| YOUR TASK |
In the listing that follows, how many lines contain the string "hint"? Provide only the number.

| EXERCISE MATERIAL |
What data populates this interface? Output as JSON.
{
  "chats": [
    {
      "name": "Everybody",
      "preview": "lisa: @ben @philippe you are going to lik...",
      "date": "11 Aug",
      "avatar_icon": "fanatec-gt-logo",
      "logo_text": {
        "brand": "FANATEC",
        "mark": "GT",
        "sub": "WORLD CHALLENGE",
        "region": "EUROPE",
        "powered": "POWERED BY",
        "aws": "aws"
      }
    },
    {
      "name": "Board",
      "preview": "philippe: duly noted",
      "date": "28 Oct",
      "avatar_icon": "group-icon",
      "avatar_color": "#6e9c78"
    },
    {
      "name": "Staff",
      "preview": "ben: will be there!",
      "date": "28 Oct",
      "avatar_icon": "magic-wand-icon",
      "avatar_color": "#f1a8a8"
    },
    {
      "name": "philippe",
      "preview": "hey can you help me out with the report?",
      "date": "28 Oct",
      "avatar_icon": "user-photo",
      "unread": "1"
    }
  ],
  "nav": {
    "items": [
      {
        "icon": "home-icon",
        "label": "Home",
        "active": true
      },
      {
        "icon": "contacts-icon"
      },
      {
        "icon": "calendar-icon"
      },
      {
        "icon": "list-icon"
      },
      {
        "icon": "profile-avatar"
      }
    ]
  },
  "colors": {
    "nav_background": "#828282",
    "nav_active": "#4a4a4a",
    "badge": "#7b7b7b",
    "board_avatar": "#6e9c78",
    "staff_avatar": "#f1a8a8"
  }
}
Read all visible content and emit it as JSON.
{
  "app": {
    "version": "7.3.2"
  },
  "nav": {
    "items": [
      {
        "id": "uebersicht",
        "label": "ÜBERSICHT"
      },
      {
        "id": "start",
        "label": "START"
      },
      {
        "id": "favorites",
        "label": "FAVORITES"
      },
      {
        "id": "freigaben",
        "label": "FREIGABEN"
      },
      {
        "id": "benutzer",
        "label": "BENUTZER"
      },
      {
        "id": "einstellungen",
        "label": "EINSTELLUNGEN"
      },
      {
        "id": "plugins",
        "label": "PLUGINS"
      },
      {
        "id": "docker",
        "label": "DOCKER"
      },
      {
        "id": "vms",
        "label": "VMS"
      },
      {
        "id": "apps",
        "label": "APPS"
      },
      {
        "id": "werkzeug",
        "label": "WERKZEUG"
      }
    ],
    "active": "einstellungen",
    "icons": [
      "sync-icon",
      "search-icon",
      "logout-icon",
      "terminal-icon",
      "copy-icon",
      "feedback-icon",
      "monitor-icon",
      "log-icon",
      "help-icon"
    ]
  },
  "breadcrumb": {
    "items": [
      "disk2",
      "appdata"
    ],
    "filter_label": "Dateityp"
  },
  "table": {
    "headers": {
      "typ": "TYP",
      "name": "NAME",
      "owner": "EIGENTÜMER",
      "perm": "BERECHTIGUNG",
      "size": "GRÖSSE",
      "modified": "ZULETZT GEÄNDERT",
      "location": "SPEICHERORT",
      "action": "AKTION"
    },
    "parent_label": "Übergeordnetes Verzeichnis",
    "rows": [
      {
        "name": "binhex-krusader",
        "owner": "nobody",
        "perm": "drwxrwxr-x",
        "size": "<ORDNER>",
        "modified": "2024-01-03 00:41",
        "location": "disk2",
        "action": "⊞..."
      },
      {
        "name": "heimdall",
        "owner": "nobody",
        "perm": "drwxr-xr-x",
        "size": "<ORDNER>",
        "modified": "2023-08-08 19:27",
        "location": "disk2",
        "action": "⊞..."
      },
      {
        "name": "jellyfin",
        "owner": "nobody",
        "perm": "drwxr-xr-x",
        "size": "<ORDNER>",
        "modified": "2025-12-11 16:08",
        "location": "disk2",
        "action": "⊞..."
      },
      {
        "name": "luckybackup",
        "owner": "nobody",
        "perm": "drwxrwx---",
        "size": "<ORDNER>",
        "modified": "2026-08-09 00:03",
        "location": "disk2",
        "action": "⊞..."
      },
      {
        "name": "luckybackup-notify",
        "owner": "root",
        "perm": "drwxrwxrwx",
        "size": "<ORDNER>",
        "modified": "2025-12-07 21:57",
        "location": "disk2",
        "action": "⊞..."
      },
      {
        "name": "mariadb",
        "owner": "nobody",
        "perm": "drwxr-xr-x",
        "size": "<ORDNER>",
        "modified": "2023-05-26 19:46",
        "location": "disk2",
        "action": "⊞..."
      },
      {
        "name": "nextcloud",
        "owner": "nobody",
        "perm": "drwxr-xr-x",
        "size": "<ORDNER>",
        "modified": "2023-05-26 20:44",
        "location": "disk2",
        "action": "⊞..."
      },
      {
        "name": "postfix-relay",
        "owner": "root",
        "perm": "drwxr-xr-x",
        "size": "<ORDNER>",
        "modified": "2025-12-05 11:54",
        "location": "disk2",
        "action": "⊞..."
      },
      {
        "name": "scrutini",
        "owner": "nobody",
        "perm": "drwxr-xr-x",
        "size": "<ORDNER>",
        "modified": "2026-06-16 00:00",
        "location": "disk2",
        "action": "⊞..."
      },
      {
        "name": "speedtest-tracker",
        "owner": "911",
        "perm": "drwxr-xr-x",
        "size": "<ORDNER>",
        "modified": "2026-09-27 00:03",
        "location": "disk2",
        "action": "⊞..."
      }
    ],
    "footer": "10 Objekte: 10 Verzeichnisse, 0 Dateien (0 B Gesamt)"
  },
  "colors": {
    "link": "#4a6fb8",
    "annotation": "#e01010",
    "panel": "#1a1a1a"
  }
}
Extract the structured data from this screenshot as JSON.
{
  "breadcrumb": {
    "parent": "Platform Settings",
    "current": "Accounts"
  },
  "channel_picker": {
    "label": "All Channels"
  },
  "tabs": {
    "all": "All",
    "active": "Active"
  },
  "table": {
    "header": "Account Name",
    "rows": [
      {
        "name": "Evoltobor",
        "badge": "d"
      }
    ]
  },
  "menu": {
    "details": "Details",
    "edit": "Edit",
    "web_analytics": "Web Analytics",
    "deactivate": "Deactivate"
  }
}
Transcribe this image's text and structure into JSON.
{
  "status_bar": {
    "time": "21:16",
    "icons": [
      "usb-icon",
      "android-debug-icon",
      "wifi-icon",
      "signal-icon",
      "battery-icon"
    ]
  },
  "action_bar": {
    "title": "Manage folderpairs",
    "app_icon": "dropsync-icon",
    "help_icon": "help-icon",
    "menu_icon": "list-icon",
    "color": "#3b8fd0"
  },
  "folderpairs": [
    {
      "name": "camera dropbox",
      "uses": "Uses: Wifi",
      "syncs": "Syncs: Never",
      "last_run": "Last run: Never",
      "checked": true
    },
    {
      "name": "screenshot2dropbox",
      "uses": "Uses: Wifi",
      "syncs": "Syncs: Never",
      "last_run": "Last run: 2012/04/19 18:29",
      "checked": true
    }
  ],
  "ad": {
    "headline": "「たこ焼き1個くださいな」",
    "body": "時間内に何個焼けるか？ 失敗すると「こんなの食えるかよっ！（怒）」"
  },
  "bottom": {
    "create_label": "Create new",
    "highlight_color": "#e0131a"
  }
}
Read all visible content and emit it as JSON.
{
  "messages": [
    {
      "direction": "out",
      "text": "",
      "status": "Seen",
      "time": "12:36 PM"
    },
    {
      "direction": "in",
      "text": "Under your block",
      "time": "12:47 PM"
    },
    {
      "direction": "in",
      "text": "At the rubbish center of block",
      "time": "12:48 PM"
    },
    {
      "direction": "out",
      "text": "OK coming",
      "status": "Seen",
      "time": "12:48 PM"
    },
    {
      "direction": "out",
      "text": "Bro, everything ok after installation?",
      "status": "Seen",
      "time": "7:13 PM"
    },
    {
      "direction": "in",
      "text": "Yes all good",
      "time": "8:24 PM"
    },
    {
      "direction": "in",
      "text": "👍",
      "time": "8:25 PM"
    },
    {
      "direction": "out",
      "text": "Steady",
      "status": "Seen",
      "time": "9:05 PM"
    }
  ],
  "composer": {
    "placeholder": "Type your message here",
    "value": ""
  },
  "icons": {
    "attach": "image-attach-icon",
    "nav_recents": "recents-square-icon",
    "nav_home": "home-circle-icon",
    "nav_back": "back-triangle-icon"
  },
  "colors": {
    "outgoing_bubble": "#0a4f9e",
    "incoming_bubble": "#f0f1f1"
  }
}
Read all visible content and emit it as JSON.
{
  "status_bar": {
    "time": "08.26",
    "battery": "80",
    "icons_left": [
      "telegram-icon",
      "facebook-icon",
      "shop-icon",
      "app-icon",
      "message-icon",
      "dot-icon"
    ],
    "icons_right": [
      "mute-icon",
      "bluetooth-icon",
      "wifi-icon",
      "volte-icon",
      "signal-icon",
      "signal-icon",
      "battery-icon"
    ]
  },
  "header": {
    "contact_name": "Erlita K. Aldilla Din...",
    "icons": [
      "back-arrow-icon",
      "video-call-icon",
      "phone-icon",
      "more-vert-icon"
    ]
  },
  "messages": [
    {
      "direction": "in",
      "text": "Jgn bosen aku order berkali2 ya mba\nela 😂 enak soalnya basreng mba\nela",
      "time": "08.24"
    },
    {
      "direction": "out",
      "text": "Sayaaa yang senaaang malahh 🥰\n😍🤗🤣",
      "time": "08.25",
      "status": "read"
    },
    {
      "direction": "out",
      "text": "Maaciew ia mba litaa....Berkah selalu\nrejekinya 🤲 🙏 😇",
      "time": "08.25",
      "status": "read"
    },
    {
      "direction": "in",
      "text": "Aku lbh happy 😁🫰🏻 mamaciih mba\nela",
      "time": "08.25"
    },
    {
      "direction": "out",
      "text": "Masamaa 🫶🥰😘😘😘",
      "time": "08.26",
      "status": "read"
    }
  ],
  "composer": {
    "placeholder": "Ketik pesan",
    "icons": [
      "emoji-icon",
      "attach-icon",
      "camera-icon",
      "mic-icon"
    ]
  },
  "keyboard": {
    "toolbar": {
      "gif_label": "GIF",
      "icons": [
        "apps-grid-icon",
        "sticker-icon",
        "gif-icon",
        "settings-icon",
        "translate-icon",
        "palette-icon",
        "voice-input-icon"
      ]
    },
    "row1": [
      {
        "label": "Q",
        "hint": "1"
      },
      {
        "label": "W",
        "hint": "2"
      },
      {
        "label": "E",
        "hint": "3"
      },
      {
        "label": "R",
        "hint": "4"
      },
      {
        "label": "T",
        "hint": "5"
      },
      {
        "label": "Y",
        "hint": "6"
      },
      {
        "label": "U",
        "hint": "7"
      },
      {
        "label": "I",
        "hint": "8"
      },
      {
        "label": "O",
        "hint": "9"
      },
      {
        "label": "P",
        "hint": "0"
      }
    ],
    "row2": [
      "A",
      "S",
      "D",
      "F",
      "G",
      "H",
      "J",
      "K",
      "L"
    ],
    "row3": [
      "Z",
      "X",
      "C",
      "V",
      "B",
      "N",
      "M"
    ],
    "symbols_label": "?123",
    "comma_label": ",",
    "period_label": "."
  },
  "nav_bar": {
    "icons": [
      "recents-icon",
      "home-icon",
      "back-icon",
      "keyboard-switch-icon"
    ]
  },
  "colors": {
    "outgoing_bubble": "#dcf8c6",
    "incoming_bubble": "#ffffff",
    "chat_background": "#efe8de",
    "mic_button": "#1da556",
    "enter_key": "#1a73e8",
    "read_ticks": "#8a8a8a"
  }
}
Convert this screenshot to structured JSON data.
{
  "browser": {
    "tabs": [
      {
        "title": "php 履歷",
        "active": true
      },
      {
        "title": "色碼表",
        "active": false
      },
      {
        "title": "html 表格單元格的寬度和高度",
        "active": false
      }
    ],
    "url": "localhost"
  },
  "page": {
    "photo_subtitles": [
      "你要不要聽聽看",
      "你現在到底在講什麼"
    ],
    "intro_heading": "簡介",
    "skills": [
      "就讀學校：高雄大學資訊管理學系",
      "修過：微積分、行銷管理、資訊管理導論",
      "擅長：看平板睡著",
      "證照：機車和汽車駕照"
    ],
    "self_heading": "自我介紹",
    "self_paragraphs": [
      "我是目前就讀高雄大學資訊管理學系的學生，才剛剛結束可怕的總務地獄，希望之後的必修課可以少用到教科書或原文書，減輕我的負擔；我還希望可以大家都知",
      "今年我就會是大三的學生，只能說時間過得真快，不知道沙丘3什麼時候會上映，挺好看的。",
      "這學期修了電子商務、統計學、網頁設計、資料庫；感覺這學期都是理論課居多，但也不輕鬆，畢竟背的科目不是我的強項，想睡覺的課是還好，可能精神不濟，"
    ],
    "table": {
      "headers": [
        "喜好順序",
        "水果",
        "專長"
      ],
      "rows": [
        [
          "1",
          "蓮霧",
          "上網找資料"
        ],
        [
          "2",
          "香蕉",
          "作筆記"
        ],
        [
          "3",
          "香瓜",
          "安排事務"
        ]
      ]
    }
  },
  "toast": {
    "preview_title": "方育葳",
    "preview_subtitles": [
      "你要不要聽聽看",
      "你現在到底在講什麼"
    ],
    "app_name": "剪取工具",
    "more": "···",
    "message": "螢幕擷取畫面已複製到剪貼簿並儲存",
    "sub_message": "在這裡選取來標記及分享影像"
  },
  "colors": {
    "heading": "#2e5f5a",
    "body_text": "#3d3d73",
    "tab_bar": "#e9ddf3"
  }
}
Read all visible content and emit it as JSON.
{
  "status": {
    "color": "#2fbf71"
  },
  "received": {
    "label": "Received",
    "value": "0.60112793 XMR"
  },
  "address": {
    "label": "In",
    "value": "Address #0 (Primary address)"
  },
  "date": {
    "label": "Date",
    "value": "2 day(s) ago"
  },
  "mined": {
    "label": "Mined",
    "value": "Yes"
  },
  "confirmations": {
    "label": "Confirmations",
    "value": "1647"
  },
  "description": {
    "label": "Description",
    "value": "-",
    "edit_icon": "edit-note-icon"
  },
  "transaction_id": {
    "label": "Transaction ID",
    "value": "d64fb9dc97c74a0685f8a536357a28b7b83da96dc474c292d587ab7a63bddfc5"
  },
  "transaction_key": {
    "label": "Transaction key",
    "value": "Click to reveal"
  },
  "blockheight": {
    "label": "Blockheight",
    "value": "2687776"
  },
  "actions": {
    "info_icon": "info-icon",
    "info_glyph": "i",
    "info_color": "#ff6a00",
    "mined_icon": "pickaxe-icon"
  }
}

| COMPLETE OUTPUT |
10